**Source data**
━━━━━━━━

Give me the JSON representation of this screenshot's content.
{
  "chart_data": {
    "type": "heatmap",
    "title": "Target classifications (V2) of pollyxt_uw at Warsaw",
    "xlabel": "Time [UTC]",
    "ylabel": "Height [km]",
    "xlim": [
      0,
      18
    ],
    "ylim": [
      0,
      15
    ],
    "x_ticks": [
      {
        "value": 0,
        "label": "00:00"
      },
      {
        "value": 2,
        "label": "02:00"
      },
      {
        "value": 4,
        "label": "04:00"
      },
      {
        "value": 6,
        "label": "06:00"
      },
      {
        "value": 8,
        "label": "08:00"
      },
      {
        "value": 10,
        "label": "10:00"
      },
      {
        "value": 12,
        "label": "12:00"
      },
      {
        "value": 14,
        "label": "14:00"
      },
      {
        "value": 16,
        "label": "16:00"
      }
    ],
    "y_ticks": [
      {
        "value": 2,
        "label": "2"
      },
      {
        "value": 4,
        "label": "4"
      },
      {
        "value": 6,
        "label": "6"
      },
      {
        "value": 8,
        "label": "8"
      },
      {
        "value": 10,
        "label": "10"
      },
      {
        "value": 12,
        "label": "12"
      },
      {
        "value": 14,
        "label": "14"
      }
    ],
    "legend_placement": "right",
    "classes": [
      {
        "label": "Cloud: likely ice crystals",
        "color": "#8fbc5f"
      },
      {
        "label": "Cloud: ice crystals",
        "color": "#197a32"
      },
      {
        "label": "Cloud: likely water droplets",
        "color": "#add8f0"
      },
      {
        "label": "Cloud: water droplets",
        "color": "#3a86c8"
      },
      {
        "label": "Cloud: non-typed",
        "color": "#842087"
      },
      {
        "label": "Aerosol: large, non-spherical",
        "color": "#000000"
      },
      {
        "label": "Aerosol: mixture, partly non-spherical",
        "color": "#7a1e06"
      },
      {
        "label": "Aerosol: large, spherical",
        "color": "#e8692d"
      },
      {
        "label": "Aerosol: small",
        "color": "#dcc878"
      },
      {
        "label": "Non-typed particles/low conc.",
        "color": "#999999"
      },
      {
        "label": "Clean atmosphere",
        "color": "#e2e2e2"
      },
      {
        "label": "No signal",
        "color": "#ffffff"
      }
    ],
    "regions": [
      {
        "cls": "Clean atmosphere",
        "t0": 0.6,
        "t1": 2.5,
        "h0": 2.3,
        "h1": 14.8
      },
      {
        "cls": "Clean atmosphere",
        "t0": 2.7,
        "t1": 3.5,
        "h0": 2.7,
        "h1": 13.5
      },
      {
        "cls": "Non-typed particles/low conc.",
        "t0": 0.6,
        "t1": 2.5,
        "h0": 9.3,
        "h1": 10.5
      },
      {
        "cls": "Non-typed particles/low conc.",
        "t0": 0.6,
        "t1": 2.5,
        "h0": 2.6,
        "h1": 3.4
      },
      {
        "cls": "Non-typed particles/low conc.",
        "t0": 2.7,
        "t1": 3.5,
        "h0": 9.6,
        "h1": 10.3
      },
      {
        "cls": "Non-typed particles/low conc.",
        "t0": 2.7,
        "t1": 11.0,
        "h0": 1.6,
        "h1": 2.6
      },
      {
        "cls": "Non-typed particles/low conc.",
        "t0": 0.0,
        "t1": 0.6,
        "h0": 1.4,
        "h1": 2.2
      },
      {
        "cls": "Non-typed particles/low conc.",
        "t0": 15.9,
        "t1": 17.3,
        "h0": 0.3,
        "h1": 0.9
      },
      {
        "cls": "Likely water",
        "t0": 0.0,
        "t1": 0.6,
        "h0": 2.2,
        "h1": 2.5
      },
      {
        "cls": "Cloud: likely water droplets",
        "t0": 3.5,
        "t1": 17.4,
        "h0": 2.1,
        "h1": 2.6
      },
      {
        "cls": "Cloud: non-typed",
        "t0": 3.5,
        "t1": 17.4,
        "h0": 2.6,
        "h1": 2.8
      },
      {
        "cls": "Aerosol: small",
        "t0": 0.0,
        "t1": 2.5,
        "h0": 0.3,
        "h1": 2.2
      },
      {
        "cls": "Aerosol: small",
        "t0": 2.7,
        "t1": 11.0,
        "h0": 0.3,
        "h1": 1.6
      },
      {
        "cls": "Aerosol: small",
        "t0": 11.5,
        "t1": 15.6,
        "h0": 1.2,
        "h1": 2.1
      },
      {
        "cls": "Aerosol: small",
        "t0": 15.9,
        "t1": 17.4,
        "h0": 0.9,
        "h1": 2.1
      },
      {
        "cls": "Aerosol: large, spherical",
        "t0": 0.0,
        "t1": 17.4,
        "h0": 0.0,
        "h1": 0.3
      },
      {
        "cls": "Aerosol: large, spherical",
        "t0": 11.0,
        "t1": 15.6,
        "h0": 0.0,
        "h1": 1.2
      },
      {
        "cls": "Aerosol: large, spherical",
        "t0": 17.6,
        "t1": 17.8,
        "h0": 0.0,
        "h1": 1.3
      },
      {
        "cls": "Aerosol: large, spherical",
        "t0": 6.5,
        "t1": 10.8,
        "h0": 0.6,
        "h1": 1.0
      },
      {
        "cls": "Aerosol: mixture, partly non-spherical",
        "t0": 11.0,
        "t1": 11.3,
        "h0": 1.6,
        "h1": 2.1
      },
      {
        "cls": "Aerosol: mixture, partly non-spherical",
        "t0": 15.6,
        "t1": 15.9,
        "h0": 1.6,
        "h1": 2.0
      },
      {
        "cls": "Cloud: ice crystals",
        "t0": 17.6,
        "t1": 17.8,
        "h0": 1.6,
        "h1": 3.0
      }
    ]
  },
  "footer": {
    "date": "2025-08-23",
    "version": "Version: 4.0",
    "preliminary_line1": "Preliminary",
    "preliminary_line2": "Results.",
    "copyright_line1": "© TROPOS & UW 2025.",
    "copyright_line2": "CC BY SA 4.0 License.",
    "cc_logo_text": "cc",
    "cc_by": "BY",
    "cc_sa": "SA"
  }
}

━━━━━━━━

Using the data above, repeat every line exactly.

**Full response**
Give me the JSON representation of this screenshot's content.
{
  "chart_data": {
    "type": "heatmap",
    "title": "Target classifications (V2) of pollyxt_uw at Warsaw",
    "xlabel": "Time [UTC]",
    "ylabel": "Height [km]",
    "xlim": [
      0,
      18
    ],
    "ylim": [
      0,
      15
    ],
    "x_ticks": [
      {
        "value": 0,
        "label": "00:00"
      },
      {
        "value": 2,
        "label": "02:00"
      },
      {
        "value": 4,
        "label": "04:00"
      },
      {
        "value": 6,
        "label": "06:00"
      },
      {
        "value": 8,
        "label": "08:00"
      },
      {
        "value": 10,
        "label": "10:00"
      },
      {
        "value": 12,
        "label": "12:00"
      },
      {
        "value": 14,
        "label": "14:00"
      },
      {
        "value": 16,
        "label": "16:00"
      }
    ],
    "y_ticks": [
      {
        "value": 2,
        "label": "2"
      },
      {
        "value": 4,
        "label": "4"
      },
      {
        "value": 6,
        "label": "6"
      },
      {
        "value": 8,
        "label": "8"
      },
      {
        "value": 10,
        "label": "10"
      },
      {
        "value": 12,
        "label": "12"
      },
      {
        "value": 14,
        "label": "14"
      }
    ],
    "legend_placement": "right",
    "classes": [
      {
        "label": "Cloud: likely ice crystals",
        "color": "#8fbc5f"
      },
      {
        "label": "Cloud: ice crystals",
        "color": "#197a32"
      },
      {
        "label": "Cloud: likely water droplets",
        "color": "#add8f0"
      },
      {
        "label": "Cloud: water droplets",
        "color": "#3a86c8"
      },
      {
        "label": "Cloud: non-typed",
        "color": "#842087"
      },
      {
        "label": "Aerosol: large, non-spherical",
        "color": "#000000"
      },
      {
        "label": "Aerosol: mixture, partly non-spherical",
        "color": "#7a1e06"
      },
      {
        "label": "Aerosol: large, spherical",
        "color": "#e8692d"
      },
      {
        "label": "Aerosol: small",
        "color": "#dcc878"
      },
      {
        "label": "Non-typed particles/low conc.",
        "color": "#999999"
      },
      {
        "label": "Clean atmosphere",
        "color": "#e2e2e2"
      },
      {
        "label": "No signal",
        "color": "#ffffff"
      }
    ],
    "regions": [
      {
        "cls": "Clean atmosphere",
        "t0": 0.6,
        "t1": 2.5,
        "h0": 2.3,
        "h1": 14.8
      },
      {
        "cls": "Clean atmosphere",
        "t0": 2.7,
        "t1": 3.5,
        "h0": 2.7,
        "h1": 13.5
      },
      {
        "cls": "Non-typed particles/low conc.",
        "t0": 0.6,
        "t1": 2.5,
        "h0": 9.3,
        "h1": 10.5
      },
      {
        "cls": "Non-typed particles/low conc.",
        "t0": 0.6,
        "t1": 2.5,
        "h0": 2.6,
        "h1": 3.4
      },
      {
        "cls": "Non-typed particles/low conc.",
        "t0": 2.7,
        "t1": 3.5,
        "h0": 9.6,
        "h1": 10.3
      },
      {
        "cls": "Non-typed particles/low conc.",
        "t0": 2.7,
        "t1": 11.0,
        "h0": 1.6,
        "h1": 2.6
      },
      {
        "cls": "Non-typed particles/low conc.",
        "t0": 0.0,
        "t1": 0.6,
        "h0": 1.4,
        "h1": 2.2
      },
      {
        "cls": "Non-typed particles/low conc.",
        "t0": 15.9,
        "t1": 17.3,
        "h0": 0.3,
        "h1": 0.9
      },
      {
        "cls": "Likely water",
        "t0": 0.0,
        "t1": 0.6,
        "h0": 2.2,
        "h1": 2.5
      },
      {
        "cls": "Cloud: likely water droplets",
        "t0": 3.5,
        "t1": 17.4,
        "h0": 2.1,
        "h1": 2.6
      },
      {
        "cls": "Cloud: non-typed",
        "t0": 3.5,
        "t1": 17.4,
        "h0": 2.6,
        "h1": 2.8
      },
      {
        "cls": "Aerosol: small",
        "t0": 0.0,
        "t1": 2.5,
        "h0": 0.3,
        "h1": 2.2
      },
      {
        "cls": "Aerosol: small",
        "t0": 2.7,
        "t1": 11.0,
        "h0": 0.3,
        "h1": 1.6
      },
      {
        "cls": "Aerosol: small",
        "t0": 11.5,
        "t1": 15.6,
        "h0": 1.2,
        "h1": 2.1
      },
      {
        "cls": "Aerosol: small",
        "t0": 15.9,
        "t1": 17.4,
        "h0": 0.9,
        "h1": 2.1
      },
      {
        "cls": "Aerosol: large, spherical",
        "t0": 0.0,
        "t1": 17.4,
        "h0": 0.0,
        "h1": 0.3
      },
      {
        "cls": "Aerosol: large, spherical",
        "t0": 11.0,
        "t1": 15.6,
        "h0": 0.0,
        "h1": 1.2
      },
      {
        "cls": "Aerosol: large, spherical",
        "t0": 17.6,
        "t1": 17.8,
        "h0": 0.0,
        "h1": 1.3
      },
      {
        "cls": "Aerosol: large, spherical",
        "t0": 6.5,
        "t1": 10.8,
        "h0": 0.6,
        "h1": 1.0
      },
      {
        "cls": "Aerosol: mixture, partly non-spherical",
        "t0": 11.0,
        "t1": 11.3,
        "h0": 1.6,
        "h1": 2.1
      },
      {
        "cls": "Aerosol: mixture, partly non-spherical",
        "t0": 15.6,
        "t1": 15.9,
        "h0": 1.6,
        "h1": 2.0
      },
      {
        "cls": "Cloud: ice crystals",
        "t0": 17.6,
        "t1": 17.8,
        "h0": 1.6,
        "h1": 3.0
      }
    ]
  },
  "footer": {
    "date": "2025-08-23",
    "version": "Version: 4.0",
    "preliminary_line1": "Preliminary",
    "preliminary_line2": "Results.",
    "copyright_line1": "© TROPOS & UW 2025.",
    "copyright_line2": "CC BY SA 4.0 License.",
    "cc_logo_text": "cc",
    "cc_by": "BY",
    "cc_sa": "SA"
  }
}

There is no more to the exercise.